(Dataset entries on figures)
•••
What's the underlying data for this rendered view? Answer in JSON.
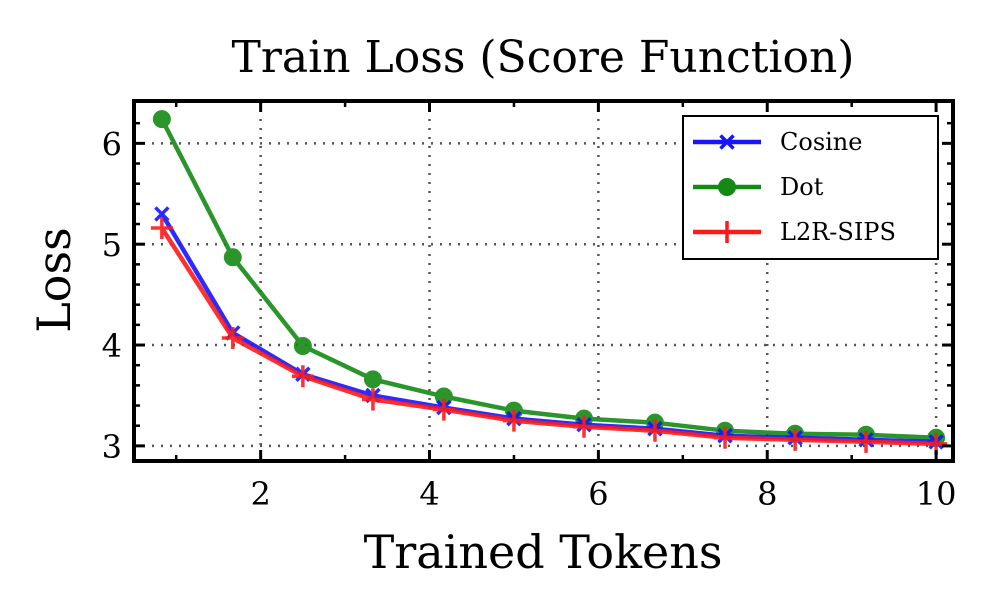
{
  "chart_data": {
    "type": "line",
    "title": "Train Loss (Score Function)",
    "xlabel": "Trained Tokens",
    "ylabel": "Loss",
    "xlim": [
      0.5,
      10.2
    ],
    "ylim": [
      2.85,
      6.42
    ],
    "xticks": [
      2,
      4,
      6,
      8,
      10
    ],
    "yticks": [
      3,
      4,
      5,
      6
    ],
    "grid": true,
    "legend_position": "top-right",
    "x": [
      0.83,
      1.67,
      2.5,
      3.33,
      4.17,
      5.0,
      5.83,
      6.67,
      7.5,
      8.33,
      9.17,
      10.0
    ],
    "series": [
      {
        "name": "Cosine",
        "color": "#1515ff",
        "marker": "x",
        "values": [
          5.3,
          4.12,
          3.71,
          3.5,
          3.38,
          3.27,
          3.21,
          3.17,
          3.1,
          3.08,
          3.06,
          3.04
        ]
      },
      {
        "name": "Dot",
        "color": "#138a13",
        "marker": "circle",
        "values": [
          6.24,
          4.87,
          3.99,
          3.66,
          3.49,
          3.35,
          3.27,
          3.23,
          3.15,
          3.12,
          3.11,
          3.08
        ]
      },
      {
        "name": "L2R-SIPS",
        "color": "#ff1a1a",
        "marker": "plus",
        "values": [
          5.16,
          4.07,
          3.69,
          3.46,
          3.36,
          3.25,
          3.19,
          3.15,
          3.08,
          3.06,
          3.04,
          3.02
        ]
      }
    ]
  }
}
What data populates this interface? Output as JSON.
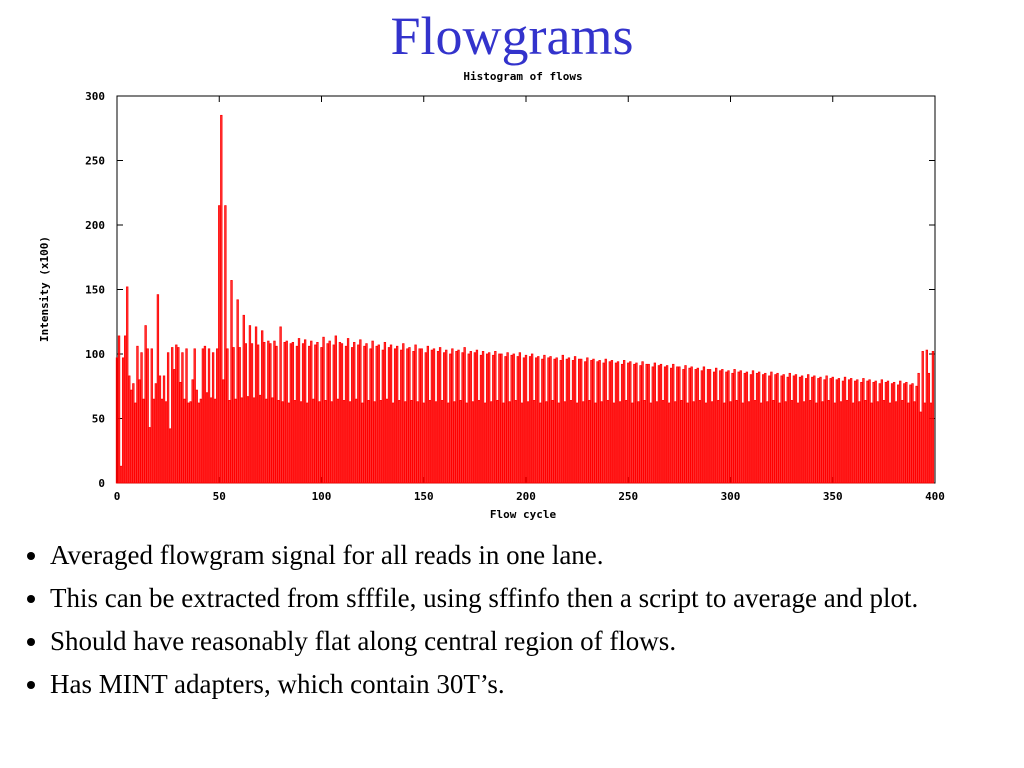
•••
## Request
Restate the records above in full, word for word. Keep pictures out.

## Answer
What's the underlying data for this rendered view? Answer in JSON.
{
  "chart_data": {
    "type": "line",
    "title": "Train Loss (Score Function)",
    "xlabel": "Trained Tokens",
    "ylabel": "Loss",
    "xlim": [
      0.5,
      10.2
    ],
    "ylim": [
      2.85,
      6.42
    ],
    "xticks": [
      2,
      4,
      6,
      8,
      10
    ],
    "yticks": [
      3,
      4,
      5,
      6
    ],
    "grid": true,
    "legend_position": "top-right",
    "x": [
      0.83,
      1.67,
      2.5,
      3.33,
      4.17,
      5.0,
      5.83,
      6.67,
      7.5,
      8.33,
      9.17,
      10.0
    ],
    "series": [
      {
        "name": "Cosine",
        "color": "#1515ff",
        "marker": "x",
        "values": [
          5.3,
          4.12,
          3.71,
          3.5,
          3.38,
          3.27,
          3.21,
          3.17,
          3.1,
          3.08,
          3.06,
          3.04
        ]
      },
      {
        "name": "Dot",
        "color": "#138a13",
        "marker": "circle",
        "values": [
          6.24,
          4.87,
          3.99,
          3.66,
          3.49,
          3.35,
          3.27,
          3.23,
          3.15,
          3.12,
          3.11,
          3.08
        ]
      },
      {
        "name": "L2R-SIPS",
        "color": "#ff1a1a",
        "marker": "plus",
        "values": [
          5.16,
          4.07,
          3.69,
          3.46,
          3.36,
          3.25,
          3.19,
          3.15,
          3.08,
          3.06,
          3.04,
          3.02
        ]
      }
    ]
  }
}
What data populates this interface? Output as JSON.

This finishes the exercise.